Extracts from a graphics dataset:
_ _ _ _
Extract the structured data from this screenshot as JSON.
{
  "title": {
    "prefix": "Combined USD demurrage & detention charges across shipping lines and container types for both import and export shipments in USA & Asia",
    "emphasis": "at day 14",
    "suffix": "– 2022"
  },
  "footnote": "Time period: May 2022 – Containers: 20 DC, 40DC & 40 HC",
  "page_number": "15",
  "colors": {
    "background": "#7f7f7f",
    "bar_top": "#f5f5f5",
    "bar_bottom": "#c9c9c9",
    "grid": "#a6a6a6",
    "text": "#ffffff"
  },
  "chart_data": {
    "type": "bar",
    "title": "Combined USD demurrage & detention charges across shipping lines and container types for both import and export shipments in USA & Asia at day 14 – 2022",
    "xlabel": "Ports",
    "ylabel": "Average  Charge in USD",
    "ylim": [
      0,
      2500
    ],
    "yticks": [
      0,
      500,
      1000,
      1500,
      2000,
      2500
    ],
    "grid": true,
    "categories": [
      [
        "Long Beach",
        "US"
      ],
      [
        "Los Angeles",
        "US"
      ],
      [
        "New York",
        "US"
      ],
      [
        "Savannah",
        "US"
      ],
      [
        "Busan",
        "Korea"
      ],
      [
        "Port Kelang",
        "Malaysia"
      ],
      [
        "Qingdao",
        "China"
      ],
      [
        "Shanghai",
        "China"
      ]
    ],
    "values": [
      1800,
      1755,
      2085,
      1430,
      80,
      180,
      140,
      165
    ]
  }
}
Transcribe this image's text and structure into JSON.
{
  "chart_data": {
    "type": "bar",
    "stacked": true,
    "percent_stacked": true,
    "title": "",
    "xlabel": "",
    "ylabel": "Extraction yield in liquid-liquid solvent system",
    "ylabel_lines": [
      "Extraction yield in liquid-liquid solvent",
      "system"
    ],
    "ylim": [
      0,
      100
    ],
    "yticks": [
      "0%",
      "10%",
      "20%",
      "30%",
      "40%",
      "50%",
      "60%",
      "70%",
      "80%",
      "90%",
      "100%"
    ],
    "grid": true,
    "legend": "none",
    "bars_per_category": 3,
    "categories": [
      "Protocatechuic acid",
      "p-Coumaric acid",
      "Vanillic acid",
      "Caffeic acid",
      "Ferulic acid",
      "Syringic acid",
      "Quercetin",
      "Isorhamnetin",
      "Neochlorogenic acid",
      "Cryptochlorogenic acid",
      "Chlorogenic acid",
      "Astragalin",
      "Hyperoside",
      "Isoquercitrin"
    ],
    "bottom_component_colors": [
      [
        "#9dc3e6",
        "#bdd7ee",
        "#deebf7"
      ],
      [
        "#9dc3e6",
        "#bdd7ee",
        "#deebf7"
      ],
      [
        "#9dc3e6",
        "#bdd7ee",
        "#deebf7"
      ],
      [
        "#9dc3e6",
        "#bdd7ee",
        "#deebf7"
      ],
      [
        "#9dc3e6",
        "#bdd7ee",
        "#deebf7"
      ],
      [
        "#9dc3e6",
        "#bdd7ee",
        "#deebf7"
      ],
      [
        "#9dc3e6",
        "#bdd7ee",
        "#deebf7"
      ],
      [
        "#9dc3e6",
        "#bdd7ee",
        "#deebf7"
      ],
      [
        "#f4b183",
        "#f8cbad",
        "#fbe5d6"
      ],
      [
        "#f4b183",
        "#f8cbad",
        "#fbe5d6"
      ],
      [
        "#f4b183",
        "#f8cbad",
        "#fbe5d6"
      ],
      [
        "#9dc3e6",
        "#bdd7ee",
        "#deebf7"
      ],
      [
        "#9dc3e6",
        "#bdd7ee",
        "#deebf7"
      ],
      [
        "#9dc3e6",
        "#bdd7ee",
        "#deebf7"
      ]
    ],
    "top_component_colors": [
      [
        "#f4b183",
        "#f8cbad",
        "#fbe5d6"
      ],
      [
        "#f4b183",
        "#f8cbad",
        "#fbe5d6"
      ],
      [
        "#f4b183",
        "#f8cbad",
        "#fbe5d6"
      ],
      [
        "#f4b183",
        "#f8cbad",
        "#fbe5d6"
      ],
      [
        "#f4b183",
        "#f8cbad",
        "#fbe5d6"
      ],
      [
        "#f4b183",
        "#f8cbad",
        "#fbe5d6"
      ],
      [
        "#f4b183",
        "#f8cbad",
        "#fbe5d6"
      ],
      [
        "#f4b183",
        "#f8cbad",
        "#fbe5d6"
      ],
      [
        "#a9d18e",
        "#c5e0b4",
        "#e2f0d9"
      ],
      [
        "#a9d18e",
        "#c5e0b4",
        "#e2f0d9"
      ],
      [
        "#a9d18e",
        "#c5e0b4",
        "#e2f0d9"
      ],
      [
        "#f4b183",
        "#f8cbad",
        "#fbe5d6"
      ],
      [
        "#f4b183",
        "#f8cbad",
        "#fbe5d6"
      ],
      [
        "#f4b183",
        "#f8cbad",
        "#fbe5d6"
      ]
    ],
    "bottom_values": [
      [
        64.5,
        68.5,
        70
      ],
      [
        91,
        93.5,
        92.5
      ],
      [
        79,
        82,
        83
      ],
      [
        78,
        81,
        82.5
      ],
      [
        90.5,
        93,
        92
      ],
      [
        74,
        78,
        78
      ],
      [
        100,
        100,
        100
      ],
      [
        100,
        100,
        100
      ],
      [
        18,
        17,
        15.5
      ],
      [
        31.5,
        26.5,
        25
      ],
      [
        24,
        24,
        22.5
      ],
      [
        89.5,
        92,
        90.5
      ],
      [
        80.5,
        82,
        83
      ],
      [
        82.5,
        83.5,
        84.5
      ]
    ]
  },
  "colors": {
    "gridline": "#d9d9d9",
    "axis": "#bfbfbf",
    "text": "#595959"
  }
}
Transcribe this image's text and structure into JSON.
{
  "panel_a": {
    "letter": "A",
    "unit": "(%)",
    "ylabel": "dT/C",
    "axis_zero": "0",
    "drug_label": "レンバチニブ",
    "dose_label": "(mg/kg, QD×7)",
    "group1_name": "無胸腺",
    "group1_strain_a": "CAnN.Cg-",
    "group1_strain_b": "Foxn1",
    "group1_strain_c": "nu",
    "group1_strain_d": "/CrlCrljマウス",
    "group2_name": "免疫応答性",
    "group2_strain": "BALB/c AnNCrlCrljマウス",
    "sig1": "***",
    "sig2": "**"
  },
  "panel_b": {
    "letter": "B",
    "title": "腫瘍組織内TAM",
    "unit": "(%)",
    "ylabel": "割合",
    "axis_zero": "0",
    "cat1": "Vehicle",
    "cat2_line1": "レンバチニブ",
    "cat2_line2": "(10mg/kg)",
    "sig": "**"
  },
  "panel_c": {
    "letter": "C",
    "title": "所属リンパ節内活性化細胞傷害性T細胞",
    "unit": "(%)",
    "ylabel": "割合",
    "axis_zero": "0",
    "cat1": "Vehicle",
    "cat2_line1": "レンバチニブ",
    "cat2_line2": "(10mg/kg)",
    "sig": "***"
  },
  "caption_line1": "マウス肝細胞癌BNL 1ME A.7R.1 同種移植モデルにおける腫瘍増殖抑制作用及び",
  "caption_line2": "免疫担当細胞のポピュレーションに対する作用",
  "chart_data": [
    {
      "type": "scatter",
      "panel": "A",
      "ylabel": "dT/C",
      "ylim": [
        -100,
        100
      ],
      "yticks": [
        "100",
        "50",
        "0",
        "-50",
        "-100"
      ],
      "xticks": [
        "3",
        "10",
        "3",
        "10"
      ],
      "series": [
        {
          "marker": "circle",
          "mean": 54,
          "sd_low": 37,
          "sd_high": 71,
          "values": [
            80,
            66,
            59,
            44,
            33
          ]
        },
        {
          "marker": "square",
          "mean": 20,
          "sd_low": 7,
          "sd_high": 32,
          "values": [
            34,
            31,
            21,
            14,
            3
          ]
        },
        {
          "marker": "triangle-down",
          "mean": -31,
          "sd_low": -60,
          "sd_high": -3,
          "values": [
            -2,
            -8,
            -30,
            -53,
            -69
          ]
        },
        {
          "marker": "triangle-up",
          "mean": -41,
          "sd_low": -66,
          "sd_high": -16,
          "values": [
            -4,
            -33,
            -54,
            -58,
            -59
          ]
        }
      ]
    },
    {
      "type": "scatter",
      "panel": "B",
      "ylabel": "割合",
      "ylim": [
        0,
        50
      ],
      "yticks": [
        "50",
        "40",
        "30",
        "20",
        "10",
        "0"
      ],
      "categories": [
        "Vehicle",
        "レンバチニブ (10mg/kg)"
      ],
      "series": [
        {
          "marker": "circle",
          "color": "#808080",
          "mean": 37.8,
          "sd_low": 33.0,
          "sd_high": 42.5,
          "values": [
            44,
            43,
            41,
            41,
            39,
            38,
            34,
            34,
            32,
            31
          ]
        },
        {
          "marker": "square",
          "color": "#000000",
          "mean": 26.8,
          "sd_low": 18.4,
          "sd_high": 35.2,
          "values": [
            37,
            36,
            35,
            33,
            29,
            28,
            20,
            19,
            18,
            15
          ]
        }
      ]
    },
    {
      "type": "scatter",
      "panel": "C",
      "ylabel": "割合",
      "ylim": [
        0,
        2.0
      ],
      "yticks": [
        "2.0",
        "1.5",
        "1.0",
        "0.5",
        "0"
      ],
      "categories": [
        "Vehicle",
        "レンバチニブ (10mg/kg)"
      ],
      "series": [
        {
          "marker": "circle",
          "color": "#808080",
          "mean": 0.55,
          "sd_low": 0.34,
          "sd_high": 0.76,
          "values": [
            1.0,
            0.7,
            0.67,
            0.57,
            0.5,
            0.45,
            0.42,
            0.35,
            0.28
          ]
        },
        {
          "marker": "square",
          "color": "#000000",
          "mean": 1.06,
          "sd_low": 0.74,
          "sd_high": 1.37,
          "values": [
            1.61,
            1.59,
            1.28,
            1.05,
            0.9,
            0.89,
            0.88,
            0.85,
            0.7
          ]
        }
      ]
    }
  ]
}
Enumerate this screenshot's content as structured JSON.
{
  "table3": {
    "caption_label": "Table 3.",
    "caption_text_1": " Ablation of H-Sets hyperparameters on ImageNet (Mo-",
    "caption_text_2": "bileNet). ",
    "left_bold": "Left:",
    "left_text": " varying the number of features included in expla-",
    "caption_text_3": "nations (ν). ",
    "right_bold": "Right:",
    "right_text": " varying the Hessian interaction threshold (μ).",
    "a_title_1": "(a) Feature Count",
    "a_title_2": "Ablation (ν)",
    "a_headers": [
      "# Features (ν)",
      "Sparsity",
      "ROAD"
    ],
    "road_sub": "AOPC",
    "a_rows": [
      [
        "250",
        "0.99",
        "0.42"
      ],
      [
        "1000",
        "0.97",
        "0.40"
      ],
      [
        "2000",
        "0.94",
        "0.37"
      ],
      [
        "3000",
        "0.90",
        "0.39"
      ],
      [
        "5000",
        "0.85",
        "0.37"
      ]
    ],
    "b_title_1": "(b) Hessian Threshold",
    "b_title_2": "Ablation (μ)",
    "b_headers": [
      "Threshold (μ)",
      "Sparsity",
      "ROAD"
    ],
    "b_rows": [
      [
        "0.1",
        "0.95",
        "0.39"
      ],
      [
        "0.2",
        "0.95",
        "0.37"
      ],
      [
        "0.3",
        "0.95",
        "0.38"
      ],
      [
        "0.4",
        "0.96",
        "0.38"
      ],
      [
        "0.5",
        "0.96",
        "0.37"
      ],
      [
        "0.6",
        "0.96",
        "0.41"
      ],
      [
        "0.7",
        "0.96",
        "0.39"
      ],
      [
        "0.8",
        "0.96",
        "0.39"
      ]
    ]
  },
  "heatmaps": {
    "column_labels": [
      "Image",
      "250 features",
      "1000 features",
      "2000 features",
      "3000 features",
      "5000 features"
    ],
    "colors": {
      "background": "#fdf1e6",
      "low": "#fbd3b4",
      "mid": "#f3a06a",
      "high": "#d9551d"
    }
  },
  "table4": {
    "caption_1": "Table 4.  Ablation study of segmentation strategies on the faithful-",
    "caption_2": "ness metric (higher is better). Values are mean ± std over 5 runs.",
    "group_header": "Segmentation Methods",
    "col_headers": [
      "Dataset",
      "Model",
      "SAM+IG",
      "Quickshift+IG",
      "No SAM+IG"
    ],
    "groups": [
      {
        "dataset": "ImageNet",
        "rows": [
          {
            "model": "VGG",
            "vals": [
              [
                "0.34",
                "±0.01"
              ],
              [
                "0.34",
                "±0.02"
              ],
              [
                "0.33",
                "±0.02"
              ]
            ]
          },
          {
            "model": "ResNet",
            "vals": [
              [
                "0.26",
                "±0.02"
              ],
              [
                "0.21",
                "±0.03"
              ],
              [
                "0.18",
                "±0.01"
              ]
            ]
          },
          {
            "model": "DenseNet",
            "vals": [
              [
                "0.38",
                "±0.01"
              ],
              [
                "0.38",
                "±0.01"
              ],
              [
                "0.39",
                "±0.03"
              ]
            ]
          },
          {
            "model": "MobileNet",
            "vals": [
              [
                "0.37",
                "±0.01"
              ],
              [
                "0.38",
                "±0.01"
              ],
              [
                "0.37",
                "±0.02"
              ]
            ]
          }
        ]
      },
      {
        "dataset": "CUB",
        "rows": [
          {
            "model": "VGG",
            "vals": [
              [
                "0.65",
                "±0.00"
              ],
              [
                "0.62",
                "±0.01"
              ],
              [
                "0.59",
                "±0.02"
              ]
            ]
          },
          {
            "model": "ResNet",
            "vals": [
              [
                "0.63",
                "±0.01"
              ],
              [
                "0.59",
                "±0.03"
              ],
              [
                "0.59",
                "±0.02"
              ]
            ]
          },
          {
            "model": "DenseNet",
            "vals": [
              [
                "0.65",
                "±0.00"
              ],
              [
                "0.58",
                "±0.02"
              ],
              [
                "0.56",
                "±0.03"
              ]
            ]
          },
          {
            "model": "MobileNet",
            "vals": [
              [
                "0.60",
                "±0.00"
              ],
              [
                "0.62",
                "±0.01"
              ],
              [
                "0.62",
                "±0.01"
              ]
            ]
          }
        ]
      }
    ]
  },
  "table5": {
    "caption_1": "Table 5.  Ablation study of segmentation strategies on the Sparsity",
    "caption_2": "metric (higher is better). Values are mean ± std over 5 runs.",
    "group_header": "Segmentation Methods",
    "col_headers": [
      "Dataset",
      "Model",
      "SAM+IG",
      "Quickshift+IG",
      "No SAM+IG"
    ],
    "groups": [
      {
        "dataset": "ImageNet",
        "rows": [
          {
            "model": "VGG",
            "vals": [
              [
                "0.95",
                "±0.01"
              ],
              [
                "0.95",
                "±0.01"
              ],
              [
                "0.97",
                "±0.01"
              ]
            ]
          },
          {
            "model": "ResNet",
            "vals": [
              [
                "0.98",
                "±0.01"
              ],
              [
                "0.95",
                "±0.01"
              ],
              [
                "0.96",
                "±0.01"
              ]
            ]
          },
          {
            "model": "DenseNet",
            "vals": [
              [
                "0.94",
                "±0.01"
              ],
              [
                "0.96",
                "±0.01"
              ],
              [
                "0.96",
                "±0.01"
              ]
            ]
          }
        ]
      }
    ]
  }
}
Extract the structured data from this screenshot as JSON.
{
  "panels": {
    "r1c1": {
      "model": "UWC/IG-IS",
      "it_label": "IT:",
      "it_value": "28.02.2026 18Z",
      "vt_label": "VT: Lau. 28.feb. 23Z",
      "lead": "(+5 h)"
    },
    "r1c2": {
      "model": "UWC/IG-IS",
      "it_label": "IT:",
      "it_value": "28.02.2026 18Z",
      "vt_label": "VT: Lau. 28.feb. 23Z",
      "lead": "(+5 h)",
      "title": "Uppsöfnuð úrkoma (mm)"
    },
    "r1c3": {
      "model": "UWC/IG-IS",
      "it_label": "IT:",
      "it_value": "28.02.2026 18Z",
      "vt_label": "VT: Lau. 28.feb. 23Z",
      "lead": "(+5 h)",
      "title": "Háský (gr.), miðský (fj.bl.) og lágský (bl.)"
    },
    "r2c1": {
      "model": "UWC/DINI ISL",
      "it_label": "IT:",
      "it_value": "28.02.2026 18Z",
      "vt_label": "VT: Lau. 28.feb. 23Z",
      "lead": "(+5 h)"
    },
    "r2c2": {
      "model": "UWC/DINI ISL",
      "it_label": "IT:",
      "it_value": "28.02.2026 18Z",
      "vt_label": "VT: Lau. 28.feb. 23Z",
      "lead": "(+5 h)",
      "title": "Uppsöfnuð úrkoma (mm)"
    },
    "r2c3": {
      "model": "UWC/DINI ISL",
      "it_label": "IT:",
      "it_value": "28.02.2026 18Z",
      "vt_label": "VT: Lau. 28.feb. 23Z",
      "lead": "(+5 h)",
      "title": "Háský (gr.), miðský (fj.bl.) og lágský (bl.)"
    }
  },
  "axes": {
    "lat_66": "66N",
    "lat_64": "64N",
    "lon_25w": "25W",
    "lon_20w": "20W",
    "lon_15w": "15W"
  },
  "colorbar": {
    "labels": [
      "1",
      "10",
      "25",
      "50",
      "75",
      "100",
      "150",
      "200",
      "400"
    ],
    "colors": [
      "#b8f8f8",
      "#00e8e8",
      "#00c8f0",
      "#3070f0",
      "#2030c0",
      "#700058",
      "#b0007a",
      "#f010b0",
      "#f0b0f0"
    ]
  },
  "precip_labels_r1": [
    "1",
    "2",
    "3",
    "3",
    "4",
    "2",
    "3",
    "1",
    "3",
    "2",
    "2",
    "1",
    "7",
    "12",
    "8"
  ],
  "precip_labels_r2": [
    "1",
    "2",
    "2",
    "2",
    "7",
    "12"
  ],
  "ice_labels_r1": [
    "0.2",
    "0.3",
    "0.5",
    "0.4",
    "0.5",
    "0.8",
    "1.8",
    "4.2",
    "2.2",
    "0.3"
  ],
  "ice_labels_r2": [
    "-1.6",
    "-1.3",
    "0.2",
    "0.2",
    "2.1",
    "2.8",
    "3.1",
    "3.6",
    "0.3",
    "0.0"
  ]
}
_ _ _ _
# WORK TO BE COMPLETED
List every line above that holds the word "types".

# FULL OUTPUT
    "prefix": "Combined USD demurrage & detention charges across shipping lines and container types for both import and export shipments in USA & Asia",
    "title": "Combined USD demurrage & detention charges across shipping lines and container types for both import and export shipments in USA & Asia at day 14 – 2022",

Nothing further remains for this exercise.